[Collection entries]
•••••
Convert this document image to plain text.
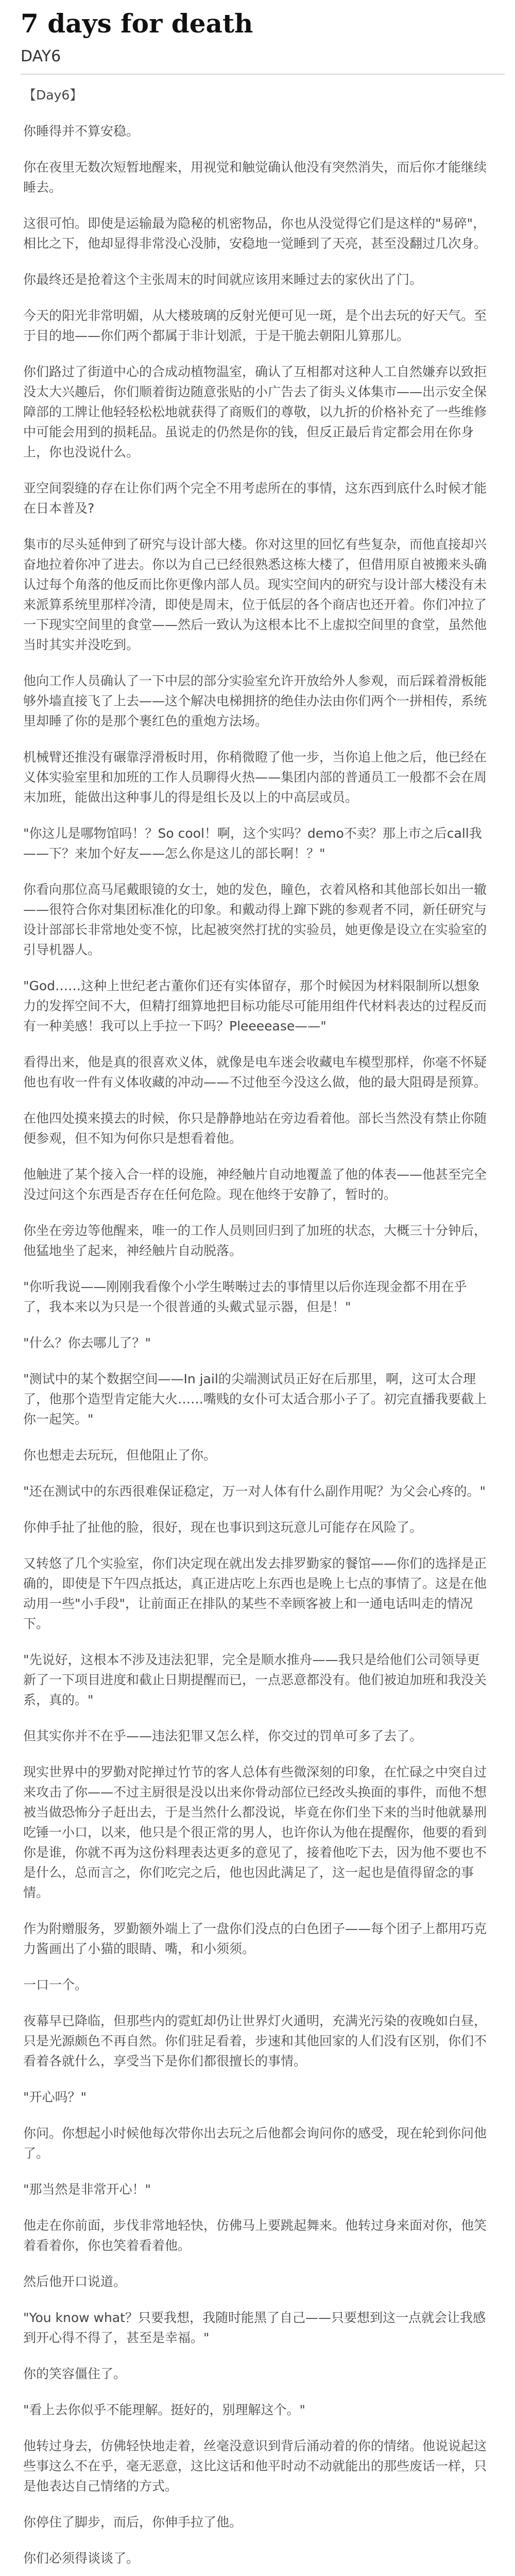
7 days for death
DAY6

【Day6】

你睡得并不算安稳。

你在夜里无数次短暂地醒来，用视觉和触觉确认他没有突然消失，而后你才能继续睡去。

这很可怕。即使是运输最为隐秘的机密物品，你也从没觉得它们是这样的"易碎"，相比之下，他却显得非常没心没肺，安稳地一觉睡到了天亮，甚至没翻过几次身。

你最终还是抢着这个主张周末的时间就应该用来睡过去的家伙出了门。

今天的阳光非常明媚，从大楼玻璃的反射光便可见一斑，是个出去玩的好天气。至于目的地——你们两个都属于非计划派，于是干脆去朝阳儿算那儿。

你们路过了街道中心的合成动植物温室，确认了互相都对这种人工自然嫌弃以致拒没太大兴趣后，你们顺着街边随意张贴的小广告去了街头义体集市——出示安全保障部的工牌让他轻轻松松地就获得了商贩们的尊敬，以九折的价格补充了一些维修中可能会用到的损耗品。虽说走的仍然是你的钱，但反正最后肯定都会用在你身上，你也没说什么。

亚空间裂缝的存在让你们两个完全不用考虑所在的事情，这东西到底什么时候才能在日本普及?

集市的尽头延伸到了研究与设计部大楼。你对这里的回忆有些复杂，而他直接却兴奋地拉着你冲了进去。你以为自己已经很熟悉这栋大楼了，但借用原自被搬来头确认过每个角落的他反而比你更像内部人员。现实空间内的研究与设计部大楼没有未来派算系统里那样冷清，即使是周末，位于低层的各个商店也还开着。你们冲拉了一下现实空间里的食堂——然后一致认为这根本比不上虚拟空间里的食堂，虽然他当时其实并没吃到。

他向工作人员确认了一下中层的部分实验室允许开放给外人参观，而后踩着滑板能够外墙直接飞了上去——这个解决电梯拥挤的绝佳办法由你们两个一拼相传，系统里却睡了你的是那个裹红色的重炮方法场。

机械臂还推没有碾靠浮滑板时用，你稍微瞪了他一步，当你追上他之后，他已经在义体实验室里和加班的工作人员聊得火热——集团内部的普通员工一般都不会在周末加班，能做出这种事儿的得是组长及以上的中高层或员。

"你这儿是哪物馆吗！？So cool！啊，这个实吗？demo不卖？那上市之后call我——下？来加个好友——怎么你是这儿的部长啊！？"

你看向那位高马尾戴眼镜的女士，她的发色，瞳色，衣着风格和其他部长如出一辙——很符合你对集团标准化的印象。和戴动得上蹿下跳的参观者不同，新任研究与设计部部长非常地处变不惊，比起被突然打扰的实验员，她更像是设立在实验室的引导机器人。

"God……这种上世纪老古董你们还有实体留存，那个时候因为材料限制所以想象力的发挥空间不大，但精打细算地把目标功能尽可能用组件代材料表达的过程反而有一种美感！我可以上手拉一下吗？Pleeeease——"

看得出来，他是真的很喜欢义体，就像是电车迷会收藏电车模型那样，你毫不怀疑他也有收一件有义体收藏的冲动——不过他至今没这么做，他的最大阻碍是预算。

在他四处摸来摸去的时候，你只是静静地站在旁边看着他。部长当然没有禁止你随便参观，但不知为何你只是想看着他。

他触进了某个接入合一样的设施，神经触片自动地覆盖了他的体表——他甚至完全没过问这个东西是否存在任何危险。现在他终于安静了，暂时的。

你坐在旁边等他醒来，唯一的工作人员则回归到了加班的状态，大概三十分钟后，他猛地坐了起来，神经触片自动脱落。

"你听我说——刚刚我看像个小学生啭啭过去的事情里以后你连现金都不用在乎了，我本来以为只是一个很普通的头戴式显示器，但是！"

"什么？你去哪儿了？"

"测试中的某个数据空间——In jail的尖端测试员正好在后那里，啊，这可太合理了，他那个造型肯定能大火……嘴贱的女仆可太适合那小子了。初完直播我要截上你一起笑。"

你也想走去玩玩，但他阻止了你。

"还在测试中的东西很难保证稳定，万一对人体有什么副作用呢？为父会心疼的。"

你伸手扯了扯他的脸，很好，现在也事识到这玩意儿可能存在风险了。

又转悠了几个实验室，你们决定现在就出发去排罗勤家的餐馆——你们的选择是正确的，即使是下午四点抵达，真正进店吃上东西也是晚上七点的事情了。这是在他动用一些"小手段"，让前面正在排队的某些不幸顾客被上和一通电话叫走的情况下。

"先说好，这根本不涉及违法犯罪，完全是顺水推舟——我只是给他们公司领导更新了一下项目进度和截止日期提醒而已，一点恶意都没有。他们被迫加班和我没关系，真的。"

但其实你并不在乎——违法犯罪又怎么样，你交过的罚单可多了去了。

现实世界中的罗勤对陀掸过竹节的客人总体有些微深刻的印象，在忙碌之中突自过来攻击了你——不过主厨很是没以出来你骨动部位已经改头换面的事件，而他不想被当做恐怖分子赶出去，于是当然什么都没说，毕竟在你们坐下来的当时他就暴刑吃锤一小口，以来，他只是个很正常的男人，也许你认为他在提醒你，他要的看到你是谁，你就不再为这份料理表达更多的意见了，接着他吃下去，因为他不要也不是什么，总而言之，你们吃完之后，他也因此满足了，这一起也是值得留念的事情。

作为附赠服务，罗勤额外端上了一盘你们没点的白色团子——每个团子上都用巧克力酱画出了小猫的眼睛、嘴，和小须须。

一口一个。

夜幕早已降临，但那些内的霓虹却仍让世界灯火通明，充满光污染的夜晚如白昼，只是光源颇色不再自然。你们驻足看着，步速和其他回家的人们没有区别，你们不看着各就什么，享受当下是你们都很擅长的事情。

"开心吗？"

你问。你想起小时候他每次带你出去玩之后他都会询问你的感受，现在轮到你问他了。

"那当然是非常开心！"

他走在你前面，步伐非常地轻快，仿佛马上要跳起舞来。他转过身来面对你，他笑着看着你，你也笑着看着他。

然后他开口说道。

"You know what？只要我想，我随时能黑了自己——只要想到这一点就会让我感到开心得不得了，甚至是幸福。"

你的笑容僵住了。

"看上去你似乎不能理解。挺好的，别理解这个。"

他转过身去，仿佛轻快地走着，丝毫没意识到背后涌动着的你的情绪。他说说起这些事这么不在乎，毫无恶意，这比这话和他平时动不动就能出的那些废话一样，只是他表达自己情绪的方式。

你停住了脚步，而后，你伸手拉了他。

你们必须得谈谈了。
•••••
Please write out all of the material above without changing a word, and omit any pictures.

Convert this document image to plain text.
7 days for death
DAY6

【Day6】

你睡得并不算安稳。

你在夜里无数次短暂地醒来，用视觉和触觉确认他没有突然消失，而后你才能继续睡去。

这很可怕。即使是运输最为隐秘的机密物品，你也从没觉得它们是这样的"易碎"，相比之下，他却显得非常没心没肺，安稳地一觉睡到了天亮，甚至没翻过几次身。

你最终还是抢着这个主张周末的时间就应该用来睡过去的家伙出了门。

今天的阳光非常明媚，从大楼玻璃的反射光便可见一斑，是个出去玩的好天气。至于目的地——你们两个都属于非计划派，于是干脆去朝阳儿算那儿。

你们路过了街道中心的合成动植物温室，确认了互相都对这种人工自然嫌弃以致拒没太大兴趣后，你们顺着街边随意张贴的小广告去了街头义体集市——出示安全保障部的工牌让他轻轻松松地就获得了商贩们的尊敬，以九折的价格补充了一些维修中可能会用到的损耗品。虽说走的仍然是你的钱，但反正最后肯定都会用在你身上，你也没说什么。

亚空间裂缝的存在让你们两个完全不用考虑所在的事情，这东西到底什么时候才能在日本普及?

集市的尽头延伸到了研究与设计部大楼。你对这里的回忆有些复杂，而他直接却兴奋地拉着你冲了进去。你以为自己已经很熟悉这栋大楼了，但借用原自被搬来头确认过每个角落的他反而比你更像内部人员。现实空间内的研究与设计部大楼没有未来派算系统里那样冷清，即使是周末，位于低层的各个商店也还开着。你们冲拉了一下现实空间里的食堂——然后一致认为这根本比不上虚拟空间里的食堂，虽然他当时其实并没吃到。

他向工作人员确认了一下中层的部分实验室允许开放给外人参观，而后踩着滑板能够外墙直接飞了上去——这个解决电梯拥挤的绝佳办法由你们两个一拼相传，系统里却睡了你的是那个裹红色的重炮方法场。

机械臂还推没有碾靠浮滑板时用，你稍微瞪了他一步，当你追上他之后，他已经在义体实验室里和加班的工作人员聊得火热——集团内部的普通员工一般都不会在周末加班，能做出这种事儿的得是组长及以上的中高层或员。

"你这儿是哪物馆吗！？So cool！啊，这个实吗？demo不卖？那上市之后call我——下？来加个好友——怎么你是这儿的部长啊！？"

你看向那位高马尾戴眼镜的女士，她的发色，瞳色，衣着风格和其他部长如出一辙——很符合你对集团标准化的印象。和戴动得上蹿下跳的参观者不同，新任研究与设计部部长非常地处变不惊，比起被突然打扰的实验员，她更像是设立在实验室的引导机器人。

"God……这种上世纪老古董你们还有实体留存，那个时候因为材料限制所以想象力的发挥空间不大，但精打细算地把目标功能尽可能用组件代材料表达的过程反而有一种美感！我可以上手拉一下吗？Pleeeease——"

看得出来，他是真的很喜欢义体，就像是电车迷会收藏电车模型那样，你毫不怀疑他也有收一件有义体收藏的冲动——不过他至今没这么做，他的最大阻碍是预算。

在他四处摸来摸去的时候，你只是静静地站在旁边看着他。部长当然没有禁止你随便参观，但不知为何你只是想看着他。

他触进了某个接入合一样的设施，神经触片自动地覆盖了他的体表——他甚至完全没过问这个东西是否存在任何危险。现在他终于安静了，暂时的。

你坐在旁边等他醒来，唯一的工作人员则回归到了加班的状态，大概三十分钟后，他猛地坐了起来，神经触片自动脱落。

"你听我说——刚刚我看像个小学生啭啭过去的事情里以后你连现金都不用在乎了，我本来以为只是一个很普通的头戴式显示器，但是！"

"什么？你去哪儿了？"

"测试中的某个数据空间——In jail的尖端测试员正好在后那里，啊，这可太合理了，他那个造型肯定能大火……嘴贱的女仆可太适合那小子了。初完直播我要截上你一起笑。"

你也想走去玩玩，但他阻止了你。

"还在测试中的东西很难保证稳定，万一对人体有什么副作用呢？为父会心疼的。"

你伸手扯了扯他的脸，很好，现在也事识到这玩意儿可能存在风险了。

又转悠了几个实验室，你们决定现在就出发去排罗勤家的餐馆——你们的选择是正确的，即使是下午四点抵达，真正进店吃上东西也是晚上七点的事情了。这是在他动用一些"小手段"，让前面正在排队的某些不幸顾客被上和一通电话叫走的情况下。

"先说好，这根本不涉及违法犯罪，完全是顺水推舟——我只是给他们公司领导更新了一下项目进度和截止日期提醒而已，一点恶意都没有。他们被迫加班和我没关系，真的。"

但其实你并不在乎——违法犯罪又怎么样，你交过的罚单可多了去了。

现实世界中的罗勤对陀掸过竹节的客人总体有些微深刻的印象，在忙碌之中突自过来攻击了你——不过主厨很是没以出来你骨动部位已经改头换面的事件，而他不想被当做恐怖分子赶出去，于是当然什么都没说，毕竟在你们坐下来的当时他就暴刑吃锤一小口，以来，他只是个很正常的男人，也许你认为他在提醒你，他要的看到你是谁，你就不再为这份料理表达更多的意见了，接着他吃下去，因为他不要也不是什么，总而言之，你们吃完之后，他也因此满足了，这一起也是值得留念的事情。

作为附赠服务，罗勤额外端上了一盘你们没点的白色团子——每个团子上都用巧克力酱画出了小猫的眼睛、嘴，和小须须。

一口一个。

夜幕早已降临，但那些内的霓虹却仍让世界灯火通明，充满光污染的夜晚如白昼，只是光源颇色不再自然。你们驻足看着，步速和其他回家的人们没有区别，你们不看着各就什么，享受当下是你们都很擅长的事情。

"开心吗？"

你问。你想起小时候他每次带你出去玩之后他都会询问你的感受，现在轮到你问他了。

"那当然是非常开心！"

他走在你前面，步伐非常地轻快，仿佛马上要跳起舞来。他转过身来面对你，他笑着看着你，你也笑着看着他。

然后他开口说道。

"You know what？只要我想，我随时能黑了自己——只要想到这一点就会让我感到开心得不得了，甚至是幸福。"

你的笑容僵住了。

"看上去你似乎不能理解。挺好的，别理解这个。"

他转过身去，仿佛轻快地走着，丝毫没意识到背后涌动着的你的情绪。他说说起这些事这么不在乎，毫无恶意，这比这话和他平时动不动就能出的那些废话一样，只是他表达自己情绪的方式。

你停住了脚步，而后，你伸手拉了他。

你们必须得谈谈了。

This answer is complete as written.